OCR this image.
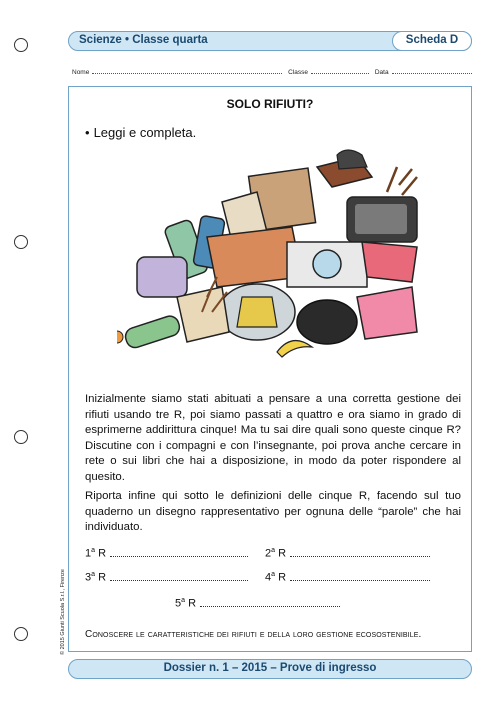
Scienze • Classe quarta	Scheda D
Nome	Classe	Data
SOLO RIFIUTI?
• Leggi e completa.
Inizialmente siamo stati abituati a pensare a una corretta gestione dei rifiuti usando tre R, poi siamo passati a quattro e ora siamo in grado di esprimerne addirittura cinque! Ma tu sai dire quali sono queste cinque R? Discutine con i compagni e con l’insegnante, poi prova anche cercare in rete o sui libri che hai a disposizione, in modo da poter rispondere al quesito.
Riporta infine qui sotto le definizioni delle cinque R, facendo sul tuo quaderno un disegno rappresentativo per ognuna delle “parole” che hai individuato.
1$^a$ R	2$^a$ R
3$^a$ R	4$^a$ R
5$^a$ R
Conoscere le caratteristiche dei rifiuti e della loro gestione ecosostenibile.
© 2015 Giunti Scuola S.r.l., Firenze
Dossier n. 1 – 2015 – Prove di ingresso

────

» Goal of the exercise: In your copy, leave out the pictures and reproduce the material above exactly.

» Task solution:
OCR this image.
Scienze • Classe quarta	Scheda D
Nome	Classe	Data
SOLO RIFIUTI?
• Leggi e completa.
Inizialmente siamo stati abituati a pensare a una corretta gestione dei rifiuti usando tre R, poi siamo passati a quattro e ora siamo in grado di esprimerne addirittura cinque! Ma tu sai dire quali sono queste cinque R? Discutine con i compagni e con l’insegnante, poi prova anche cercare in rete o sui libri che hai a disposizione, in modo da poter rispondere al quesito.
Riporta infine qui sotto le definizioni delle cinque R, facendo sul tuo quaderno un disegno rappresentativo per ognuna delle “parole” che hai individuato.
1$^a$ R	2$^a$ R
3$^a$ R	4$^a$ R
5$^a$ R
Conoscere le caratteristiche dei rifiuti e della loro gestione ecosostenibile.
© 2015 Giunti Scuola S.r.l., Firenze
Dossier n. 1 – 2015 – Prove di ingresso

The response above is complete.